WORK INSTRUCTIONS: Find the string "التقوى" in the records. Copy every line it appears in.

PROVIDED DATA:
───

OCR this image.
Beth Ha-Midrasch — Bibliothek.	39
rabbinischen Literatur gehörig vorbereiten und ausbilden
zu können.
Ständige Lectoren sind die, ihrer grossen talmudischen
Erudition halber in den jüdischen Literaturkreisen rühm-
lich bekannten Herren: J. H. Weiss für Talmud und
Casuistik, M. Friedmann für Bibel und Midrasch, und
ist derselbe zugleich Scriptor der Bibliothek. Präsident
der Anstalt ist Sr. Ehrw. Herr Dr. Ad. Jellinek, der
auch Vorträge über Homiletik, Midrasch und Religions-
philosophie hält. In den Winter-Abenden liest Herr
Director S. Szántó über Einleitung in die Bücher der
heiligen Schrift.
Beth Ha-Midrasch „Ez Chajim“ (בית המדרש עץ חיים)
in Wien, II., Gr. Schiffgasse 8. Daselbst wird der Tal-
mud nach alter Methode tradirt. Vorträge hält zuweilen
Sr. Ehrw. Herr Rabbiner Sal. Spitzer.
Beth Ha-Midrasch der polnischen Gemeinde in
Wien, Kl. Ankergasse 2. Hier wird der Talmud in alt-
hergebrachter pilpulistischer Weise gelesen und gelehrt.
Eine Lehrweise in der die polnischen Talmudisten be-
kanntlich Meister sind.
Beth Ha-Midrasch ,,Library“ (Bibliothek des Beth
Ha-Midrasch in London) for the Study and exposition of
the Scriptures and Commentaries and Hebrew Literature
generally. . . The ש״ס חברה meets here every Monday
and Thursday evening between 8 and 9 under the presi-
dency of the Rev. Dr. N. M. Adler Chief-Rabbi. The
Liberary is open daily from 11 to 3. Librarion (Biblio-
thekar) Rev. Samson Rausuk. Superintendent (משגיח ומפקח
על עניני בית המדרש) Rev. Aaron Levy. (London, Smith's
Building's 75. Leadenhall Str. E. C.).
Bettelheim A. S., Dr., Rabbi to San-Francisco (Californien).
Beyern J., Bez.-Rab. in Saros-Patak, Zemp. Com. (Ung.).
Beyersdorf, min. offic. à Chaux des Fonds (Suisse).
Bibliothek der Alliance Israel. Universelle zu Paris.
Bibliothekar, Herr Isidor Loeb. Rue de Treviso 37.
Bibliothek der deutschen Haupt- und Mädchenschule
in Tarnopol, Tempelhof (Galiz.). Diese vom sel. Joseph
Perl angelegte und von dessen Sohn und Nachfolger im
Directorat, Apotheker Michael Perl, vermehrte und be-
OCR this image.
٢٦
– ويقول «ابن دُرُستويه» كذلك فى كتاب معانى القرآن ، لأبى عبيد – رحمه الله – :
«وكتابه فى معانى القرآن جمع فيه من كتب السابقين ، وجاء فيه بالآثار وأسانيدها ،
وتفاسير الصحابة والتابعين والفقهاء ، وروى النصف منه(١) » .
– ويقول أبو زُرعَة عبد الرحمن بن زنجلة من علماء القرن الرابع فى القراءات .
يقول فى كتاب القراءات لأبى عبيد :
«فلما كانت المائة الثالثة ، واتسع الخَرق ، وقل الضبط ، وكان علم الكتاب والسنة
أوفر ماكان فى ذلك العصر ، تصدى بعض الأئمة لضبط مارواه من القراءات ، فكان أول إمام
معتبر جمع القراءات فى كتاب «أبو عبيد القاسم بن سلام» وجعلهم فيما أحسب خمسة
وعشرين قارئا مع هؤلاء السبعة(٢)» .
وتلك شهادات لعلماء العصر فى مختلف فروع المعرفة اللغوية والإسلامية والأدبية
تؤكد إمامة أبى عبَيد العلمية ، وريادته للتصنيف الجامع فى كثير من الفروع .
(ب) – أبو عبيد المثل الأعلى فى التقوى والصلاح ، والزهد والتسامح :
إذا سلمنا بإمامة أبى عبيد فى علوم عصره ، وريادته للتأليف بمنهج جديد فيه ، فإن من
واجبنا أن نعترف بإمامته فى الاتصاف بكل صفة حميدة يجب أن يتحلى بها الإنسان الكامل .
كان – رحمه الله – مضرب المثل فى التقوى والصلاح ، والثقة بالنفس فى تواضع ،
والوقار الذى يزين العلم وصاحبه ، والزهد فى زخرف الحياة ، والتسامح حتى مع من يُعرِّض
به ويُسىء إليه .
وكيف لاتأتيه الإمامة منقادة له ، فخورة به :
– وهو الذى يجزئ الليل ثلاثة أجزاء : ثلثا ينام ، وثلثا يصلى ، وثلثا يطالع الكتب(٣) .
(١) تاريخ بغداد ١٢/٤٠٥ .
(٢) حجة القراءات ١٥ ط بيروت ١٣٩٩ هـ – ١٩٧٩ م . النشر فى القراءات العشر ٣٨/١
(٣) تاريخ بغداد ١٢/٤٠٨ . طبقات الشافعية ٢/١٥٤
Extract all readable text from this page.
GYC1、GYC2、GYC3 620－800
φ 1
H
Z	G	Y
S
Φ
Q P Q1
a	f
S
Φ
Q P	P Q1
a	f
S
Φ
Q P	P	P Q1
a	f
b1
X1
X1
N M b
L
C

───

SOLUTION TO THE EXERCISE:
(ب) – أبو عبيد المثل الأعلى فى التقوى والصلاح ، والزهد والتسامح :
كان – رحمه الله – مضرب المثل فى التقوى والصلاح ، والثقة بالنفس فى تواضع ،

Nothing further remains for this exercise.